◆ WHAT THE TASK ASKS
Bring together all lines of the material below that contain the string "friction".

## START SUPPLIED INFORMATION

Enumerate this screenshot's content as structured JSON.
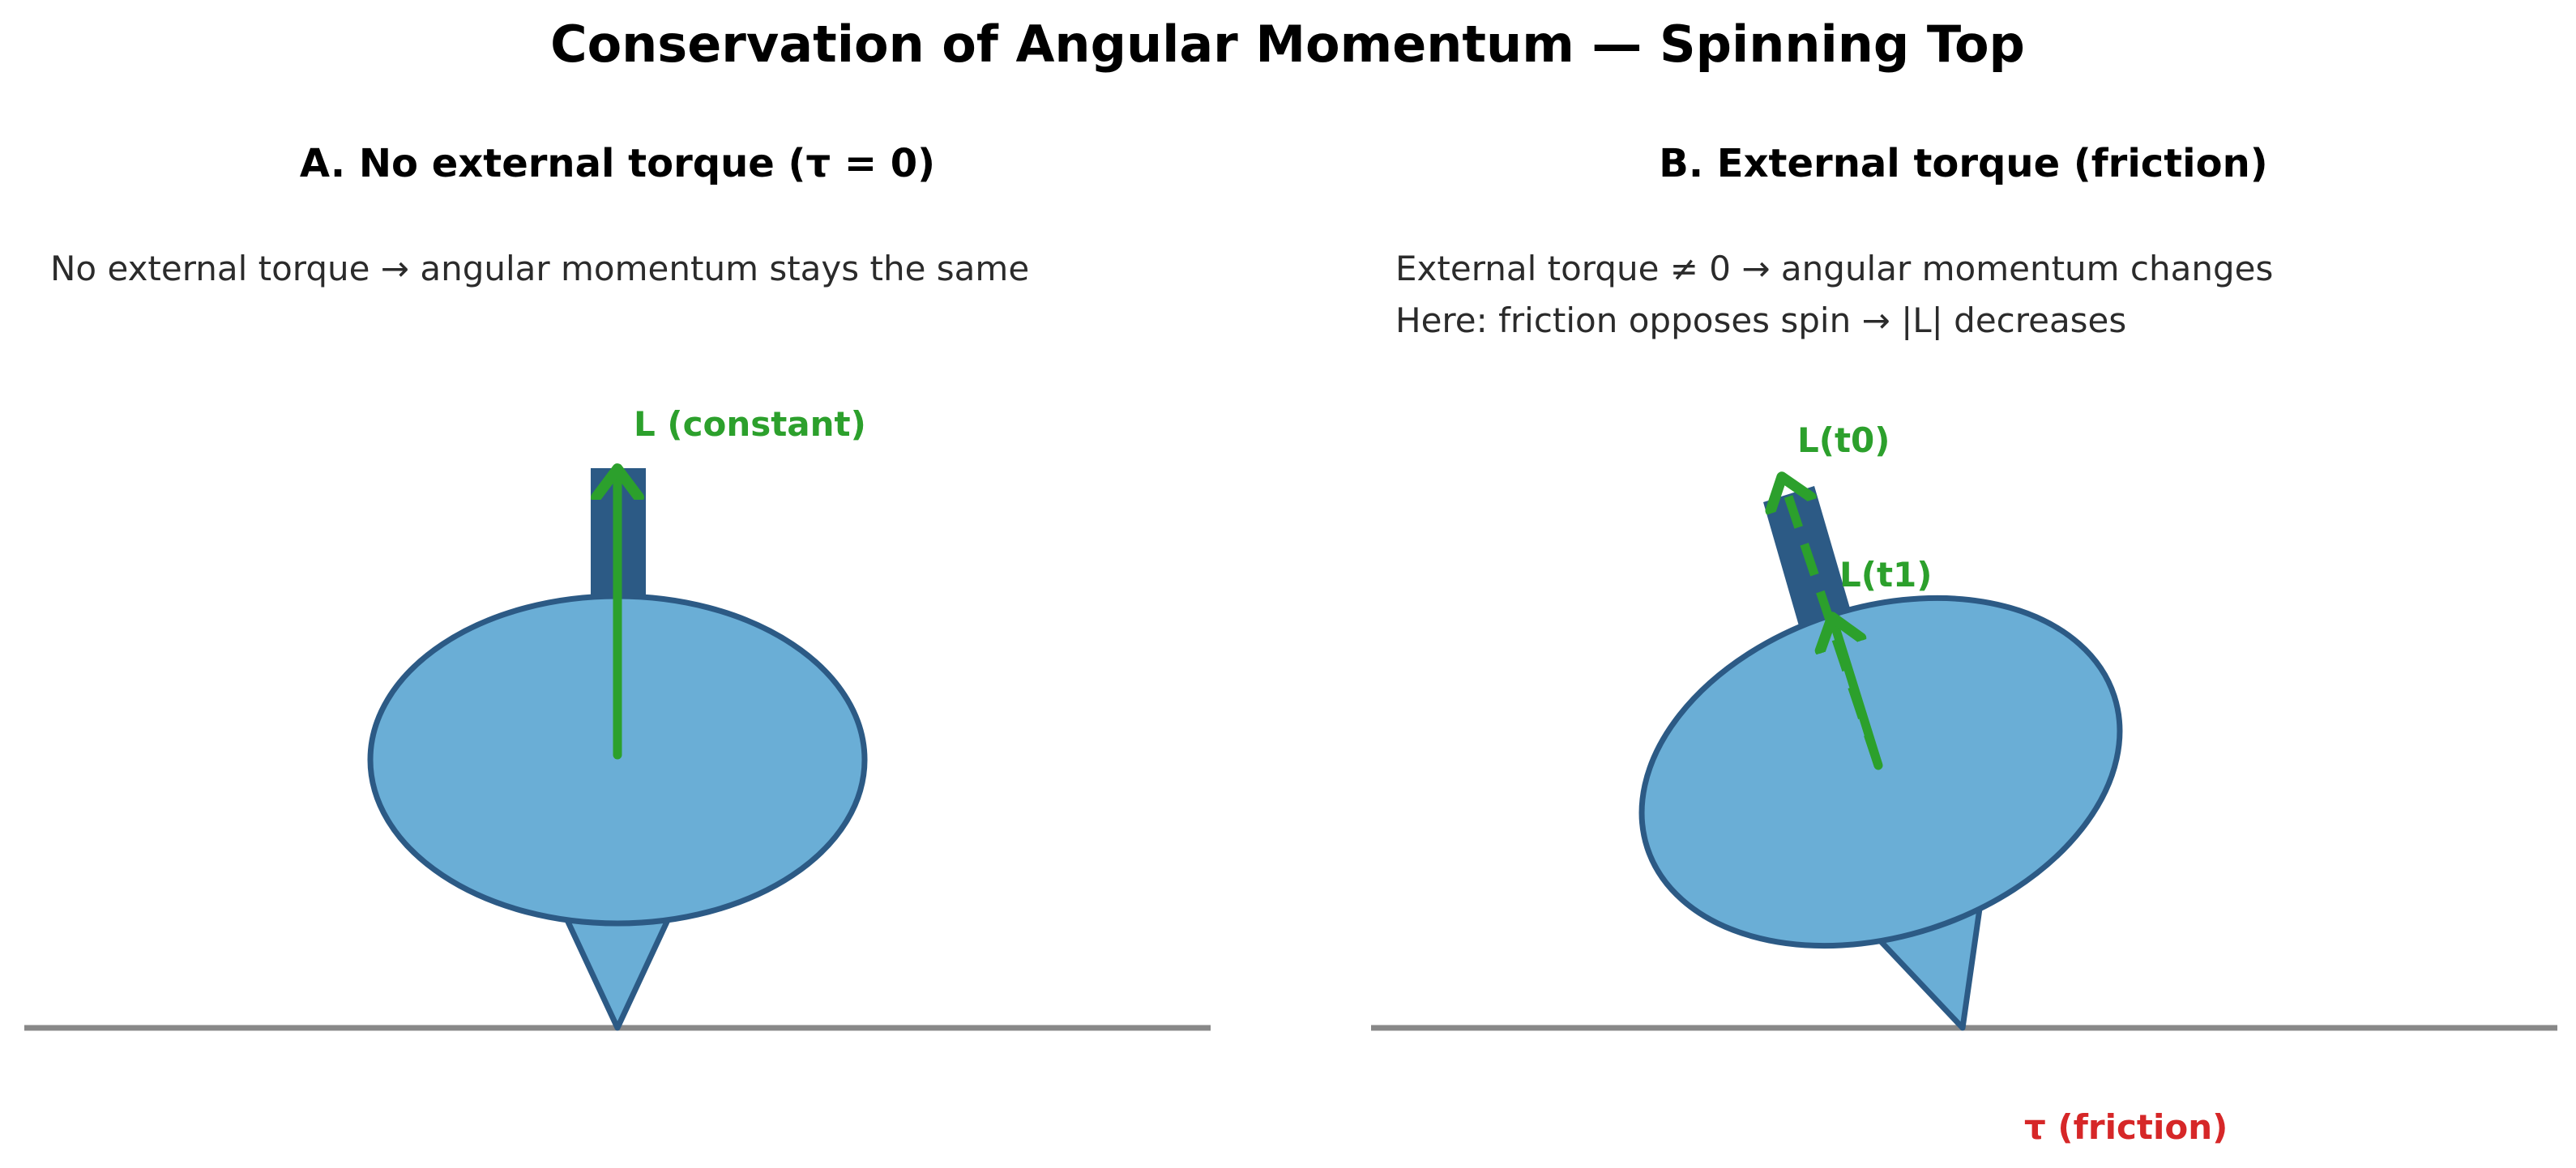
{
  "title": "Conservation of Angular Momentum — Spinning Top",
  "colors": {
    "top_fill": "#6aaed6",
    "top_edge": "#2c5a85",
    "axle": "#2c5a85",
    "vector": "#2ca02c",
    "torque": "#d62728",
    "ground": "#888888",
    "note_text": "#2b2b2b"
  },
  "panel_a": {
    "title": "A. No external torque (τ = 0)",
    "note_1": "No external torque → angular momentum stays the same",
    "vector_label": "L (constant)",
    "tilt_deg": 0
  },
  "panel_b": {
    "title": "B. External torque (friction)",
    "note_1": "External torque ≠ 0 → angular momentum changes",
    "note_2": "Here: friction opposes spin → |L| decreases",
    "vector_label_t0": "L(t0)",
    "vector_label_t1": "L(t1)",
    "torque_label": "τ (friction)",
    "tilt_deg": 18
  }
}
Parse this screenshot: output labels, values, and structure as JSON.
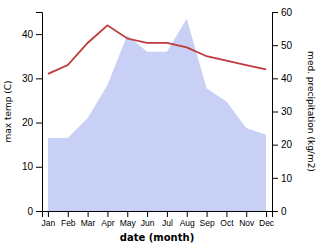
{
  "chart_data": {
    "type": "line",
    "categories": [
      "Jan",
      "Feb",
      "Mar",
      "Apr",
      "May",
      "Jun",
      "Jul",
      "Aug",
      "Sep",
      "Oct",
      "Nov",
      "Dec"
    ],
    "xlabel": "date (month)",
    "ylabel": "max temp (C)",
    "y2label": "med. precipitation (kg/m2)",
    "ylim": [
      0,
      45
    ],
    "yticks": [
      0,
      10,
      20,
      30,
      40
    ],
    "y2lim": [
      0,
      60
    ],
    "y2ticks": [
      0,
      10,
      20,
      30,
      40,
      50,
      60
    ],
    "grid": false,
    "series": [
      {
        "type": "area",
        "axis": "y2",
        "color": "#c8d0f5",
        "values": [
          22,
          22,
          28,
          38,
          53,
          48,
          48,
          58,
          37,
          33,
          25,
          23
        ]
      },
      {
        "type": "line",
        "color": "#c0393b",
        "values": [
          31,
          33,
          38,
          42,
          39,
          38,
          38,
          37,
          35,
          34,
          33,
          32
        ]
      }
    ]
  }
}
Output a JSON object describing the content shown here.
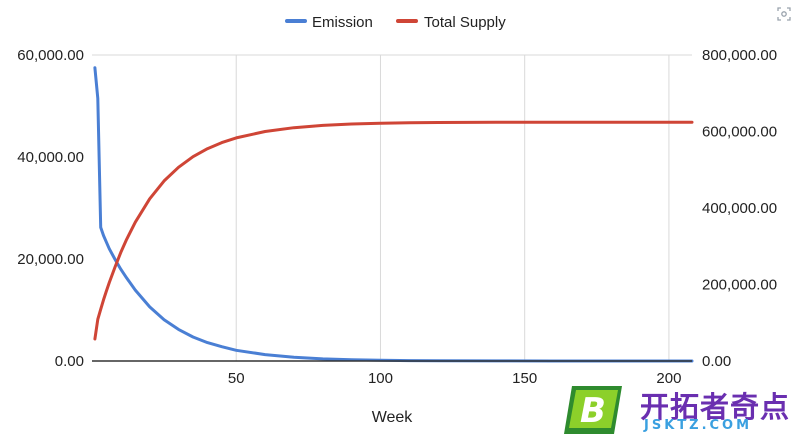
{
  "chart_data": {
    "type": "line",
    "xlabel": "Week",
    "x_ticks": [
      "50",
      "100",
      "150",
      "200"
    ],
    "xlim": [
      0,
      208
    ],
    "y_left": {
      "ticks": [
        "0.00",
        "20,000.00",
        "40,000.00",
        "60,000.00"
      ],
      "ylim": [
        0,
        60000
      ]
    },
    "y_right": {
      "ticks": [
        "0.00",
        "200,000.00",
        "400,000.00",
        "600,000.00",
        "800,000.00"
      ],
      "ylim": [
        0,
        800000
      ]
    },
    "grid": "vertical",
    "legend_position": "top",
    "series": [
      {
        "name": "Emission",
        "axis": "left",
        "color": "#4a7fd4",
        "x": [
          1,
          2,
          3,
          4,
          5,
          6,
          8,
          10,
          12,
          15,
          20,
          25,
          30,
          35,
          40,
          45,
          50,
          60,
          70,
          80,
          90,
          100,
          110,
          120,
          140,
          160,
          180,
          200,
          208
        ],
        "y": [
          57500,
          51500,
          26200,
          24600,
          23300,
          22000,
          19900,
          18000,
          16300,
          13900,
          10600,
          8100,
          6200,
          4700,
          3600,
          2800,
          2100,
          1250,
          720,
          420,
          250,
          150,
          85,
          50,
          17,
          6,
          2,
          1,
          0
        ]
      },
      {
        "name": "Total Supply",
        "axis": "right",
        "color": "#cf4536",
        "x": [
          1,
          2,
          3,
          4,
          5,
          6,
          8,
          10,
          12,
          15,
          20,
          25,
          30,
          35,
          40,
          45,
          50,
          60,
          70,
          80,
          90,
          100,
          110,
          120,
          140,
          160,
          180,
          200,
          208
        ],
        "y": [
          57500,
          109000,
          135200,
          159800,
          183100,
          205100,
          246000,
          284000,
          318000,
          363000,
          424000,
          470800,
          506500,
          534000,
          555000,
          571000,
          583300,
          600000,
          610000,
          616000,
          619500,
          621500,
          622800,
          623500,
          624000,
          624200,
          624300,
          624400,
          624400
        ]
      }
    ]
  },
  "watermark": {
    "cn_text": "开拓者奇点",
    "url_text": "JSKTZ.COM",
    "logo_letter": "B"
  },
  "icons": {
    "top_right": "zoom-icon"
  }
}
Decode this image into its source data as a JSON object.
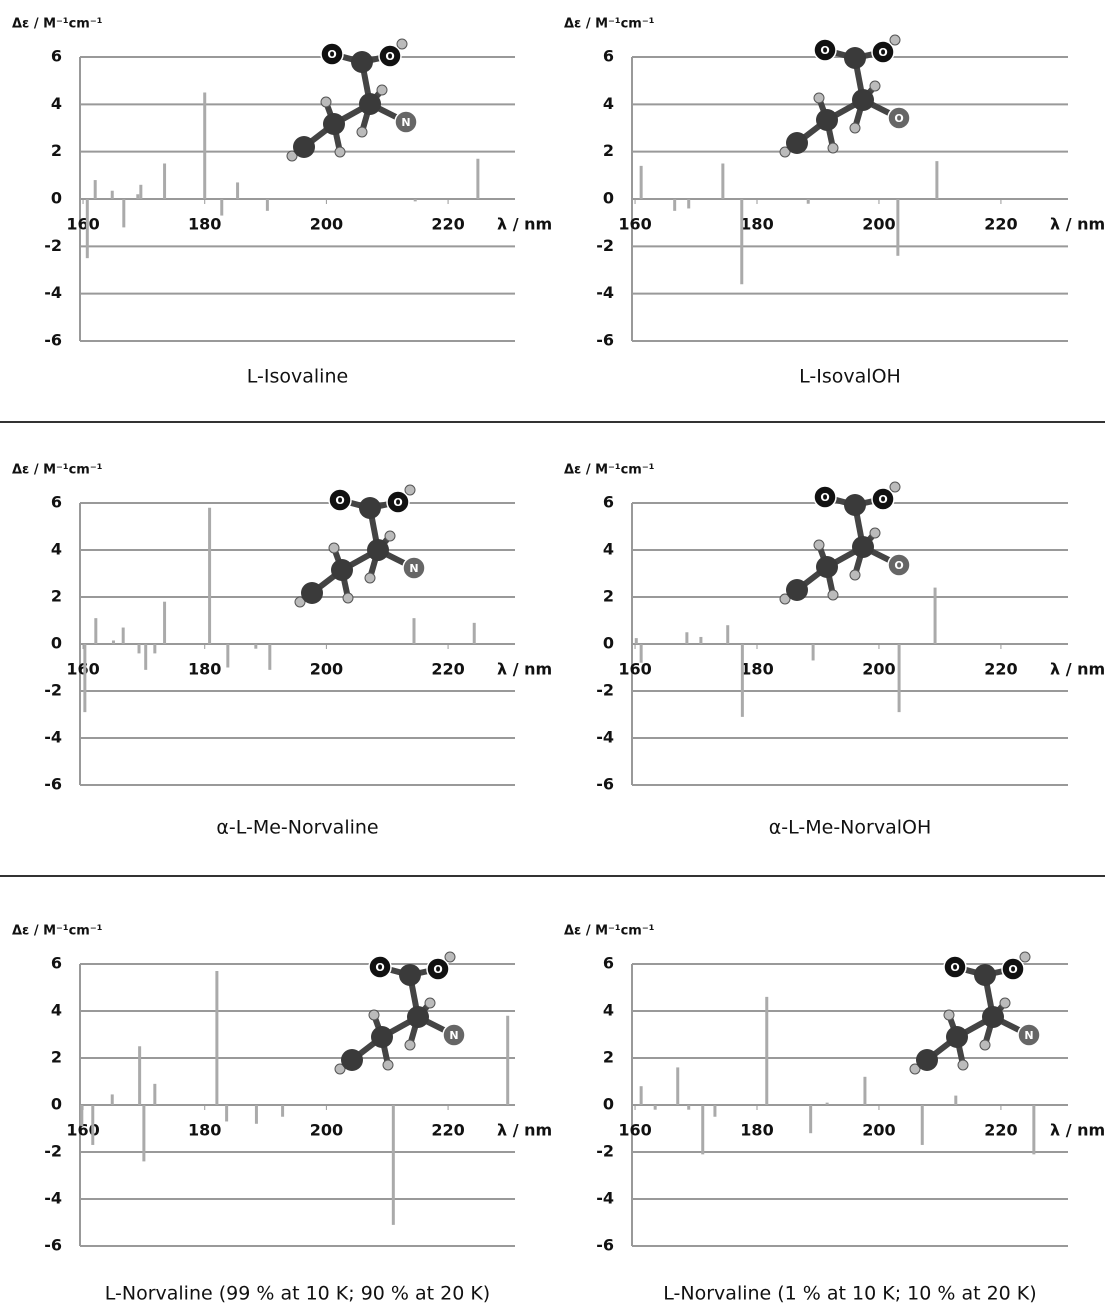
{
  "chart_data": [
    {
      "type": "stick",
      "title": "L-Isovaline",
      "y_label": "Δε / M⁻¹cm⁻¹",
      "x_label": "λ / nm",
      "color": "#aaaaaa",
      "x": [
        160.7,
        162,
        164.8,
        166.7,
        169,
        169.5,
        173.4,
        180,
        182.8,
        185.4,
        190.3,
        214.6,
        224.9
      ],
      "values": [
        -2.5,
        0.8,
        0.35,
        -1.2,
        0.2,
        0.6,
        1.5,
        4.5,
        -0.7,
        0.7,
        -0.5,
        -0.1,
        1.7
      ],
      "xlim": [
        159.5,
        231
      ],
      "xticks": [
        160,
        180,
        200,
        220
      ],
      "ylim": [
        -6,
        6
      ],
      "yticks": [
        -6,
        -4,
        -2,
        0,
        2,
        4,
        6
      ],
      "grid": true,
      "atom_labels": [
        "O",
        "O",
        "N"
      ]
    },
    {
      "type": "stick",
      "title": "L-IsovalOH",
      "y_label": "Δε / M⁻¹cm⁻¹",
      "x_label": "λ / nm",
      "color": "#aaaaaa",
      "x": [
        161,
        166.5,
        168.8,
        174.4,
        177.5,
        188.4,
        203.1,
        209.5
      ],
      "values": [
        1.4,
        -0.5,
        -0.4,
        1.5,
        -3.6,
        -0.2,
        -2.4,
        1.6
      ],
      "xlim": [
        159.5,
        231
      ],
      "xticks": [
        160,
        180,
        200,
        220
      ],
      "ylim": [
        -6,
        6
      ],
      "yticks": [
        -6,
        -4,
        -2,
        0,
        2,
        4,
        6
      ],
      "grid": true,
      "atom_labels": [
        "O",
        "O",
        "O"
      ]
    },
    {
      "type": "stick",
      "title": "α-L-Me-Norvaline",
      "y_label": "Δε / M⁻¹cm⁻¹",
      "x_label": "λ / nm",
      "color": "#aaaaaa",
      "x": [
        160.3,
        162.1,
        165,
        166.6,
        169.2,
        170.3,
        171.8,
        173.4,
        180.8,
        183.8,
        188.4,
        190.7,
        214.4,
        224.3
      ],
      "values": [
        -2.9,
        1.1,
        0.15,
        0.7,
        -0.4,
        -1.1,
        -0.4,
        1.8,
        5.8,
        -1.0,
        -0.2,
        -1.1,
        1.1,
        0.9
      ],
      "xlim": [
        159.5,
        231
      ],
      "xticks": [
        160,
        180,
        200,
        220
      ],
      "ylim": [
        -6,
        6
      ],
      "yticks": [
        -6,
        -4,
        -2,
        0,
        2,
        4,
        6
      ],
      "grid": true,
      "atom_labels": [
        "O",
        "O",
        "N"
      ]
    },
    {
      "type": "stick",
      "title": "α-L-Me-NorvalOH",
      "y_label": "Δε / M⁻¹cm⁻¹",
      "x_label": "λ / nm",
      "color": "#aaaaaa",
      "x": [
        160.2,
        161,
        168.5,
        170.8,
        175.2,
        177.6,
        189.2,
        203.3,
        209.2
      ],
      "values": [
        0.25,
        -0.8,
        0.5,
        0.3,
        0.8,
        -3.1,
        -0.7,
        -2.9,
        2.4
      ],
      "xlim": [
        159.5,
        231
      ],
      "xticks": [
        160,
        180,
        200,
        220
      ],
      "ylim": [
        -6,
        6
      ],
      "yticks": [
        -6,
        -4,
        -2,
        0,
        2,
        4,
        6
      ],
      "grid": true,
      "atom_labels": [
        "O",
        "O",
        "O"
      ]
    },
    {
      "type": "stick",
      "title": "L-Norvaline (99 % at 10 K; 90 % at 20 K)",
      "y_label": "Δε / M⁻¹cm⁻¹",
      "x_label": "λ / nm",
      "color": "#aaaaaa",
      "x": [
        159.8,
        161.6,
        164.8,
        169.3,
        170,
        171.8,
        182,
        183.6,
        188.5,
        192.8,
        211,
        229.8
      ],
      "values": [
        -0.9,
        -1.7,
        0.45,
        2.5,
        -2.4,
        0.9,
        5.7,
        -0.7,
        -0.8,
        -0.5,
        -5.1,
        3.8
      ],
      "xlim": [
        159.5,
        231
      ],
      "xticks": [
        160,
        180,
        200,
        220
      ],
      "ylim": [
        -6,
        6
      ],
      "yticks": [
        -6,
        -4,
        -2,
        0,
        2,
        4,
        6
      ],
      "grid": true,
      "atom_labels": [
        "O",
        "O",
        "N"
      ]
    },
    {
      "type": "stick",
      "title": "L-Norvaline (1 % at 10 K; 10 % at 20 K)",
      "y_label": "Δε / M⁻¹cm⁻¹",
      "x_label": "λ / nm",
      "color": "#aaaaaa",
      "x": [
        161,
        163.3,
        167,
        168.8,
        171.1,
        173.1,
        181.6,
        188.8,
        191.5,
        197.7,
        207.1,
        212.6,
        225.4
      ],
      "values": [
        0.8,
        -0.2,
        1.6,
        -0.2,
        -2.1,
        -0.5,
        4.6,
        -1.2,
        0.1,
        1.2,
        -1.7,
        0.4,
        -2.1
      ],
      "xlim": [
        159.5,
        231
      ],
      "xticks": [
        160,
        180,
        200,
        220
      ],
      "ylim": [
        -6,
        6
      ],
      "yticks": [
        -6,
        -4,
        -2,
        0,
        2,
        4,
        6
      ],
      "grid": true,
      "atom_labels": [
        "O",
        "O",
        "N"
      ]
    }
  ]
}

## END SUPPLIED INFORMATION

◆ FINISHED ANSWER
    "title": "B. External torque (friction)",
    "note_2": "Here: friction opposes spin → |L| decreases",
    "torque_label": "τ (friction)",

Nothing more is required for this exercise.